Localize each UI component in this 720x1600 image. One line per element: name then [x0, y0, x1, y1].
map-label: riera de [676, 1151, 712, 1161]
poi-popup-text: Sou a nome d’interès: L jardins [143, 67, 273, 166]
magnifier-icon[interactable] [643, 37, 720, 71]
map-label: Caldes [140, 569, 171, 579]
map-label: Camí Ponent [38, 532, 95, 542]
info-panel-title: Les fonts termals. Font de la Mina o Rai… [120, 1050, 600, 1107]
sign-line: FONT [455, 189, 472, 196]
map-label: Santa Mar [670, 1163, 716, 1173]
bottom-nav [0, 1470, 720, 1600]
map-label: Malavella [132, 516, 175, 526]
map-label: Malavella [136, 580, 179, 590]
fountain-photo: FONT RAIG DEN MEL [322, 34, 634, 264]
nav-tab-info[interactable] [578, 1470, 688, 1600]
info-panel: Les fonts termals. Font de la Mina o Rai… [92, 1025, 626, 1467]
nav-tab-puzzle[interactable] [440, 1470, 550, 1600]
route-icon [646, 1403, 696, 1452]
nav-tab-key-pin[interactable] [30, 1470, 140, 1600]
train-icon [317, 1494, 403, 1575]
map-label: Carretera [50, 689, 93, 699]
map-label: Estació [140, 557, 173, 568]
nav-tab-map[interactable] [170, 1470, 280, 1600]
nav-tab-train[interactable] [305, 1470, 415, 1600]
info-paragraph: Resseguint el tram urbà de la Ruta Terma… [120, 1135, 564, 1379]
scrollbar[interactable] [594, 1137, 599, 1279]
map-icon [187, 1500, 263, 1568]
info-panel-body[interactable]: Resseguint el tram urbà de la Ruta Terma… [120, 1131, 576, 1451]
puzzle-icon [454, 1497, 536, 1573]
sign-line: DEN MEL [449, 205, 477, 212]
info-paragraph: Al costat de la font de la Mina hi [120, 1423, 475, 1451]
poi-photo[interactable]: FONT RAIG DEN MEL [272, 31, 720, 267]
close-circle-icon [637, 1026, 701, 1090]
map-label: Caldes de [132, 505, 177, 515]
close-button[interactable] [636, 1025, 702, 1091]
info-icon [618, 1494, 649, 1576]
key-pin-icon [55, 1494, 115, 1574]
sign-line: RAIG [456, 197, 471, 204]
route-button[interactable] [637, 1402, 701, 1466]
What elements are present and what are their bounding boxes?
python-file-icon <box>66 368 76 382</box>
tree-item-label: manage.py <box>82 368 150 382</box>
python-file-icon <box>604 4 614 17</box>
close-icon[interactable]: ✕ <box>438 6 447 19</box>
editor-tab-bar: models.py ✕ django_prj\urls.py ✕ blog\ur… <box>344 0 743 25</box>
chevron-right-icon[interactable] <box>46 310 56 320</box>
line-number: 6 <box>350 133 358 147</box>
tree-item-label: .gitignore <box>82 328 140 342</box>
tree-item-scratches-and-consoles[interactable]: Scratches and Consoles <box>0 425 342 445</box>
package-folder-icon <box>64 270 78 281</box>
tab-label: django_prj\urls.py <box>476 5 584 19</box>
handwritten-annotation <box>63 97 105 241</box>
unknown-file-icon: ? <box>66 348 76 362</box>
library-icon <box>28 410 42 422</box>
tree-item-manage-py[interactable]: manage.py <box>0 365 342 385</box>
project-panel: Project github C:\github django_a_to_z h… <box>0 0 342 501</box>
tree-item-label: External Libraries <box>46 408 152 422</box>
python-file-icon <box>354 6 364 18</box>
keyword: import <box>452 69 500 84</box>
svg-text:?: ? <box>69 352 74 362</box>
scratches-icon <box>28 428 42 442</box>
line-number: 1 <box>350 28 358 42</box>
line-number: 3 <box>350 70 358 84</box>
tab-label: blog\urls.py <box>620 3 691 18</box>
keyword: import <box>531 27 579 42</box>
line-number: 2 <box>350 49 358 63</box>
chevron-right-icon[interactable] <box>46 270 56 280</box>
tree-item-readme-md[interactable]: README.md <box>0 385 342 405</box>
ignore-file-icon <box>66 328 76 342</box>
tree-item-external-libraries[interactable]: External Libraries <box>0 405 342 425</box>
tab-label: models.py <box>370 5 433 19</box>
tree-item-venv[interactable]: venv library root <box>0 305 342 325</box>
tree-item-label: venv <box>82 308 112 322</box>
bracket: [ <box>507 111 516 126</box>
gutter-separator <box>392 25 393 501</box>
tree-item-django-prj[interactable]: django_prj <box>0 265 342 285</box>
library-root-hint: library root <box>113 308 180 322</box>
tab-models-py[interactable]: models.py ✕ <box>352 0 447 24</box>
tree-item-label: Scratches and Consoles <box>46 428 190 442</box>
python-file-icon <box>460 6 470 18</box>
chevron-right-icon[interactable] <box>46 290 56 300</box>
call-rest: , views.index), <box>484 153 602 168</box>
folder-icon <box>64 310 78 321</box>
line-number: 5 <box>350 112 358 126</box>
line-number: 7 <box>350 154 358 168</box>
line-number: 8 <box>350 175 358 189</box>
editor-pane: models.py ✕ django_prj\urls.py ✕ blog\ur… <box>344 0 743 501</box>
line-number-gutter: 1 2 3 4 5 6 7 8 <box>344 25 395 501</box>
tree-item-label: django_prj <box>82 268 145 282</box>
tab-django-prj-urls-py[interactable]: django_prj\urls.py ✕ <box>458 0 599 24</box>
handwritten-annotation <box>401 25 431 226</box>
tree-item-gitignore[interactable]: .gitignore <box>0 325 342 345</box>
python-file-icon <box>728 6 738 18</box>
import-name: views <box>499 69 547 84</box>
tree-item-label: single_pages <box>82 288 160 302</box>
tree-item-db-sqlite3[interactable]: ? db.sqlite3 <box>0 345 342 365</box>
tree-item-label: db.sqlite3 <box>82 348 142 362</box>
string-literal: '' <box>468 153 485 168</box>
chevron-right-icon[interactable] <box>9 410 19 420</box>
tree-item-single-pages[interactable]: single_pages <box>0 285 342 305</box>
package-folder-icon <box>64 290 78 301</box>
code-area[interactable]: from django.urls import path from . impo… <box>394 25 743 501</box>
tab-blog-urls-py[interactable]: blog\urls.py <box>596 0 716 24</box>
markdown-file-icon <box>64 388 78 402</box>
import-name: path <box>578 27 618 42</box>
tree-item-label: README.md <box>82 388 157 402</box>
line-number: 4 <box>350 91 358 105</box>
========
What you need to do: Rewrite all of the data above, changing every "map-label" to "map-caption" and keeping everything else the same.

Solution for this problem:
Localize each UI component in this 720x1600 image. One line per element: name then [x0, y0, x1, y1].
map-caption: riera de [676, 1151, 712, 1161]
poi-popup-text: Sou a nome d’interès: L jardins [143, 67, 273, 166]
magnifier-icon[interactable] [643, 37, 720, 71]
map-caption: Caldes [140, 569, 171, 579]
map-caption: Camí Ponent [38, 532, 95, 542]
info-panel-title: Les fonts termals. Font de la Mina o Rai… [120, 1050, 600, 1107]
sign-line: FONT [455, 189, 472, 196]
map-caption: Santa Mar [670, 1163, 716, 1173]
bottom-nav [0, 1470, 720, 1600]
map-caption: Malavella [132, 516, 175, 526]
map-caption: Malavella [136, 580, 179, 590]
fountain-photo: FONT RAIG DEN MEL [322, 34, 634, 264]
nav-tab-info[interactable] [578, 1470, 688, 1600]
info-panel: Les fonts termals. Font de la Mina o Rai… [92, 1025, 626, 1467]
nav-tab-puzzle[interactable] [440, 1470, 550, 1600]
route-icon [646, 1403, 696, 1452]
nav-tab-key-pin[interactable] [30, 1470, 140, 1600]
train-icon [317, 1494, 403, 1575]
map-caption: Carretera [50, 689, 93, 699]
map-caption: Estació [140, 557, 173, 568]
nav-tab-map[interactable] [170, 1470, 280, 1600]
nav-tab-train[interactable] [305, 1470, 415, 1600]
info-paragraph: Resseguint el tram urbà de la Ruta Terma… [120, 1135, 564, 1379]
scrollbar[interactable] [594, 1137, 599, 1279]
map-icon [187, 1500, 263, 1568]
info-panel-body[interactable]: Resseguint el tram urbà de la Ruta Terma… [120, 1131, 576, 1451]
puzzle-icon [454, 1497, 536, 1573]
sign-line: DEN MEL [449, 205, 477, 212]
info-paragraph: Al costat de la font de la Mina hi [120, 1423, 475, 1451]
poi-photo[interactable]: FONT RAIG DEN MEL [272, 31, 720, 267]
close-circle-icon [637, 1026, 701, 1090]
map-caption: Caldes de [132, 505, 177, 515]
close-button[interactable] [636, 1025, 702, 1091]
info-icon [618, 1494, 649, 1576]
key-pin-icon [55, 1494, 115, 1574]
sign-line: RAIG [456, 197, 471, 204]
route-button[interactable] [637, 1402, 701, 1466]
What elements are present and what are their bounding boxes?
python-file-icon <box>66 368 76 382</box>
tree-item-label: manage.py <box>82 368 150 382</box>
python-file-icon <box>604 4 614 17</box>
close-icon[interactable]: ✕ <box>438 6 447 19</box>
editor-tab-bar: models.py ✕ django_prj\urls.py ✕ blog\ur… <box>344 0 743 25</box>
chevron-right-icon[interactable] <box>46 310 56 320</box>
line-number: 6 <box>350 133 358 147</box>
tree-item-label: .gitignore <box>82 328 140 342</box>
tree-item-scratches-and-consoles[interactable]: Scratches and Consoles <box>0 425 342 445</box>
package-folder-icon <box>64 270 78 281</box>
tab-label: django_prj\urls.py <box>476 5 584 19</box>
handwritten-annotation <box>63 97 105 241</box>
unknown-file-icon: ? <box>66 348 76 362</box>
library-icon <box>28 410 42 422</box>
tree-item-manage-py[interactable]: manage.py <box>0 365 342 385</box>
project-panel: Project github C:\github django_a_to_z h… <box>0 0 342 501</box>
tree-item-label: External Libraries <box>46 408 152 422</box>
python-file-icon <box>354 6 364 18</box>
keyword: import <box>452 69 500 84</box>
svg-text:?: ? <box>69 352 74 362</box>
scratches-icon <box>28 428 42 442</box>
line-number: 1 <box>350 28 358 42</box>
line-number: 3 <box>350 70 358 84</box>
tab-label: blog\urls.py <box>620 3 691 18</box>
keyword: import <box>531 27 579 42</box>
line-number: 2 <box>350 49 358 63</box>
chevron-right-icon[interactable] <box>46 270 56 280</box>
tree-item-readme-md[interactable]: README.md <box>0 385 342 405</box>
ignore-file-icon <box>66 328 76 342</box>
tree-item-external-libraries[interactable]: External Libraries <box>0 405 342 425</box>
tab-label: models.py <box>370 5 433 19</box>
tree-item-venv[interactable]: venv library root <box>0 305 342 325</box>
tree-item-label: venv <box>82 308 112 322</box>
bracket: [ <box>507 111 516 126</box>
gutter-separator <box>392 25 393 501</box>
tree-item-django-prj[interactable]: django_prj <box>0 265 342 285</box>
library-root-hint: library root <box>113 308 180 322</box>
tab-models-py[interactable]: models.py ✕ <box>352 0 447 24</box>
tree-item-label: Scratches and Consoles <box>46 428 190 442</box>
python-file-icon <box>460 6 470 18</box>
chevron-right-icon[interactable] <box>46 290 56 300</box>
call-rest: , views.index), <box>484 153 602 168</box>
folder-icon <box>64 310 78 321</box>
line-number: 5 <box>350 112 358 126</box>
line-number: 7 <box>350 154 358 168</box>
line-number: 8 <box>350 175 358 189</box>
editor-pane: models.py ✕ django_prj\urls.py ✕ blog\ur… <box>344 0 743 501</box>
line-number-gutter: 1 2 3 4 5 6 7 8 <box>344 25 395 501</box>
tree-item-label: django_prj <box>82 268 145 282</box>
tab-django-prj-urls-py[interactable]: django_prj\urls.py ✕ <box>458 0 599 24</box>
handwritten-annotation <box>401 25 431 226</box>
tree-item-gitignore[interactable]: .gitignore <box>0 325 342 345</box>
python-file-icon <box>728 6 738 18</box>
import-name: views <box>499 69 547 84</box>
tree-item-label: single_pages <box>82 288 160 302</box>
tree-item-db-sqlite3[interactable]: ? db.sqlite3 <box>0 345 342 365</box>
tree-item-label: db.sqlite3 <box>82 348 142 362</box>
string-literal: '' <box>468 153 485 168</box>
chevron-right-icon[interactable] <box>9 410 19 420</box>
tree-item-single-pages[interactable]: single_pages <box>0 285 342 305</box>
package-folder-icon <box>64 290 78 301</box>
code-area[interactable]: from django.urls import path from . impo… <box>394 25 743 501</box>
tab-blog-urls-py[interactable]: blog\urls.py <box>596 0 716 24</box>
markdown-file-icon <box>64 388 78 402</box>
import-name: path <box>578 27 618 42</box>
tree-item-label: README.md <box>82 388 157 402</box>
line-number: 4 <box>350 91 358 105</box>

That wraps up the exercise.